Saved entries
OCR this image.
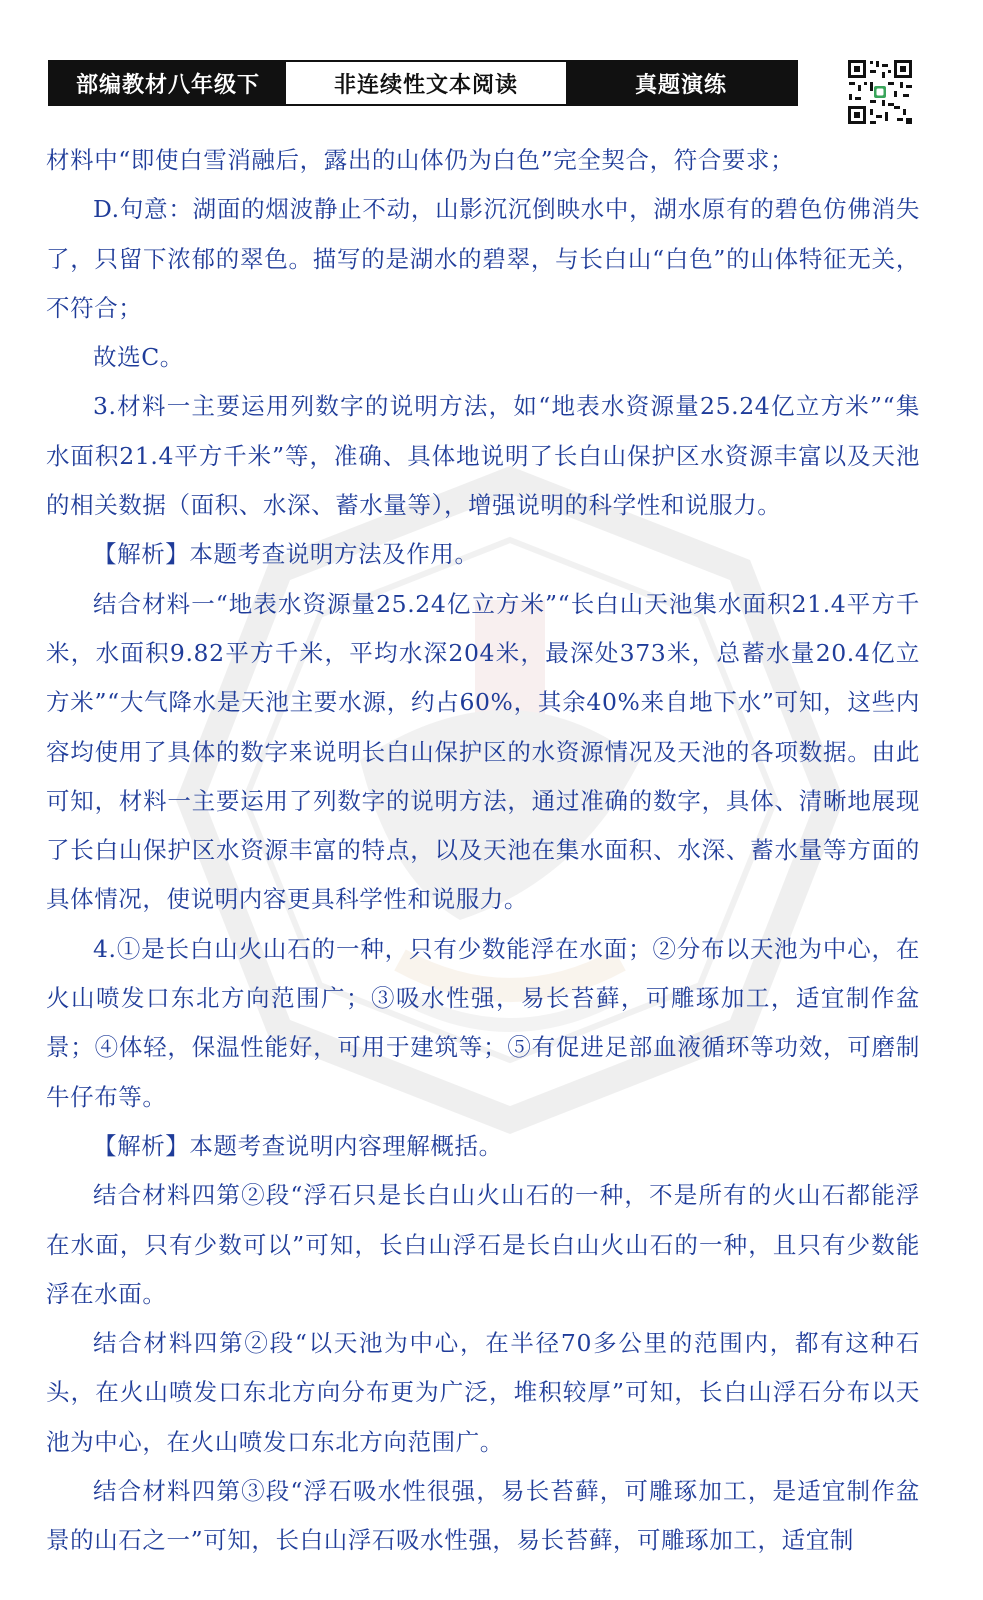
部编教材八年级下	非连续性文本阅读	真题演练

材料中“即使白雪消融后，露出的山体仍为白色”完全契合，符合要求；

D.句意：湖面的烟波静止不动，山影沉沉倒映水中，湖水原有的碧色仿佛消失了，只留下浓郁的翠色。描写的是湖水的碧翠，与长白山“白色”的山体特征无关，不符合；

故选C。

3.材料一主要运用列数字的说明方法，如“地表水资源量25.24亿立方米”“集水面积21.4平方千米”等，准确、具体地说明了长白山保护区水资源丰富以及天池的相关数据（面积、水深、蓄水量等），增强说明的科学性和说服力。

【解析】本题考查说明方法及作用。

结合材料一“地表水资源量25.24亿立方米”“长白山天池集水面积21.4平方千米，水面积9.82平方千米，平均水深204米，最深处373米，总蓄水量20.4亿立方米”“大气降水是天池主要水源，约占60%，其余40%来自地下水”可知，这些内容均使用了具体的数字来说明长白山保护区的水资源情况及天池的各项数据。由此可知，材料一主要运用了列数字的说明方法，通过准确的数字，具体、清晰地展现了长白山保护区水资源丰富的特点，以及天池在集水面积、水深、蓄水量等方面的具体情况，使说明内容更具科学性和说服力。

4.①是长白山火山石的一种，只有少数能浮在水面；②分布以天池为中心，在火山喷发口东北方向范围广；③吸水性强，易长苔藓，可雕琢加工，适宜制作盆景；④体轻，保温性能好，可用于建筑等；⑤有促进足部血液循环等功效，可磨制牛仔布等。

【解析】本题考查说明内容理解概括。

结合材料四第②段“浮石只是长白山火山石的一种，不是所有的火山石都能浮在水面，只有少数可以”可知，长白山浮石是长白山火山石的一种，且只有少数能浮在水面。

结合材料四第②段“以天池为中心，在半径70多公里的范围内，都有这种石头，在火山喷发口东北方向分布更为广泛，堆积较厚”可知，长白山浮石分布以天池为中心，在火山喷发口东北方向范围广。

结合材料四第③段“浮石吸水性很强，易长苔藓，可雕琢加工，是适宜制作盆景的山石之一”可知，长白山浮石吸水性强，易长苔藓，可雕琢加工，适宜制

▶ DIRECTION: Images should not appear in the copy; retype the listing above exactly.

▶ RESPONSE:
OCR this image.
部编教材八年级下	非连续性文本阅读	真题演练

材料中“即使白雪消融后，露出的山体仍为白色”完全契合，符合要求；

D.句意：湖面的烟波静止不动，山影沉沉倒映水中，湖水原有的碧色仿佛消失了，只留下浓郁的翠色。描写的是湖水的碧翠，与长白山“白色”的山体特征无关，不符合；

故选C。

3.材料一主要运用列数字的说明方法，如“地表水资源量25.24亿立方米”“集水面积21.4平方千米”等，准确、具体地说明了长白山保护区水资源丰富以及天池的相关数据（面积、水深、蓄水量等），增强说明的科学性和说服力。

【解析】本题考查说明方法及作用。

结合材料一“地表水资源量25.24亿立方米”“长白山天池集水面积21.4平方千米，水面积9.82平方千米，平均水深204米，最深处373米，总蓄水量20.4亿立方米”“大气降水是天池主要水源，约占60%，其余40%来自地下水”可知，这些内容均使用了具体的数字来说明长白山保护区的水资源情况及天池的各项数据。由此可知，材料一主要运用了列数字的说明方法，通过准确的数字，具体、清晰地展现了长白山保护区水资源丰富的特点，以及天池在集水面积、水深、蓄水量等方面的具体情况，使说明内容更具科学性和说服力。

4.①是长白山火山石的一种，只有少数能浮在水面；②分布以天池为中心，在火山喷发口东北方向范围广；③吸水性强，易长苔藓，可雕琢加工，适宜制作盆景；④体轻，保温性能好，可用于建筑等；⑤有促进足部血液循环等功效，可磨制牛仔布等。

【解析】本题考查说明内容理解概括。

结合材料四第②段“浮石只是长白山火山石的一种，不是所有的火山石都能浮在水面，只有少数可以”可知，长白山浮石是长白山火山石的一种，且只有少数能浮在水面。

结合材料四第②段“以天池为中心，在半径70多公里的范围内，都有这种石头，在火山喷发口东北方向分布更为广泛，堆积较厚”可知，长白山浮石分布以天池为中心，在火山喷发口东北方向范围广。

结合材料四第③段“浮石吸水性很强，易长苔藓，可雕琢加工，是适宜制作盆景的山石之一”可知，长白山浮石吸水性强，易长苔藓，可雕琢加工，适宜制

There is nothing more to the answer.